Records from a collection:
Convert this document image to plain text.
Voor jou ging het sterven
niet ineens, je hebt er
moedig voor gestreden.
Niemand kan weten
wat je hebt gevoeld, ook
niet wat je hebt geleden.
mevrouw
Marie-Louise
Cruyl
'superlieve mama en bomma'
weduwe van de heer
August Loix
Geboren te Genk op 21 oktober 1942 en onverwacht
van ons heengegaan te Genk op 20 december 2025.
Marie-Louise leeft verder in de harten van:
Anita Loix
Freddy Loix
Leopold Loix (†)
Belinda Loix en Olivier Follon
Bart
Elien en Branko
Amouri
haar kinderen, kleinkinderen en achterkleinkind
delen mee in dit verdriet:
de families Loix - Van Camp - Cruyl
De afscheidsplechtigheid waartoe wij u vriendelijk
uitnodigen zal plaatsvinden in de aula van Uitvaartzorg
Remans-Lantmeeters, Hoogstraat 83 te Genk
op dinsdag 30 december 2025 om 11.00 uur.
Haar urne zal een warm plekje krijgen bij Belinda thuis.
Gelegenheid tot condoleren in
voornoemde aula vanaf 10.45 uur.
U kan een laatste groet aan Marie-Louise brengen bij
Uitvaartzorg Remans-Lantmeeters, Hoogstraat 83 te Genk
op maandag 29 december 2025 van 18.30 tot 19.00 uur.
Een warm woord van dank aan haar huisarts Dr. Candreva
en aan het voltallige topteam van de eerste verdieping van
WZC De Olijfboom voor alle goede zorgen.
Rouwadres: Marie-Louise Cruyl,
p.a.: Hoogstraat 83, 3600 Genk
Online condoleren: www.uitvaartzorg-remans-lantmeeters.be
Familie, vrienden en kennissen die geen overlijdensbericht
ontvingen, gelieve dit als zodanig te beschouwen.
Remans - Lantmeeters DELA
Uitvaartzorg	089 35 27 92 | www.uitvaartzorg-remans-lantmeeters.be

• Challenge
All of the entries above need to be reproduced exactly.

• Task result
Convert this document image to plain text.
Voor jou ging het sterven
niet ineens, je hebt er
moedig voor gestreden.
Niemand kan weten
wat je hebt gevoeld, ook
niet wat je hebt geleden.
mevrouw
Marie-Louise
Cruyl
'superlieve mama en bomma'
weduwe van de heer
August Loix
Geboren te Genk op 21 oktober 1942 en onverwacht
van ons heengegaan te Genk op 20 december 2025.
Marie-Louise leeft verder in de harten van:
Anita Loix
Freddy Loix
Leopold Loix (†)
Belinda Loix en Olivier Follon
Bart
Elien en Branko
Amouri
haar kinderen, kleinkinderen en achterkleinkind
delen mee in dit verdriet:
de families Loix - Van Camp - Cruyl
De afscheidsplechtigheid waartoe wij u vriendelijk
uitnodigen zal plaatsvinden in de aula van Uitvaartzorg
Remans-Lantmeeters, Hoogstraat 83 te Genk
op dinsdag 30 december 2025 om 11.00 uur.
Haar urne zal een warm plekje krijgen bij Belinda thuis.
Gelegenheid tot condoleren in
voornoemde aula vanaf 10.45 uur.
U kan een laatste groet aan Marie-Louise brengen bij
Uitvaartzorg Remans-Lantmeeters, Hoogstraat 83 te Genk
op maandag 29 december 2025 van 18.30 tot 19.00 uur.
Een warm woord van dank aan haar huisarts Dr. Candreva
en aan het voltallige topteam van de eerste verdieping van
WZC De Olijfboom voor alle goede zorgen.
Rouwadres: Marie-Louise Cruyl,
p.a.: Hoogstraat 83, 3600 Genk
Online condoleren: www.uitvaartzorg-remans-lantmeeters.be
Familie, vrienden en kennissen die geen overlijdensbericht
ontvingen, gelieve dit als zodanig te beschouwen.
Remans - Lantmeeters DELA
Uitvaartzorg	089 35 27 92 | www.uitvaartzorg-remans-lantmeeters.be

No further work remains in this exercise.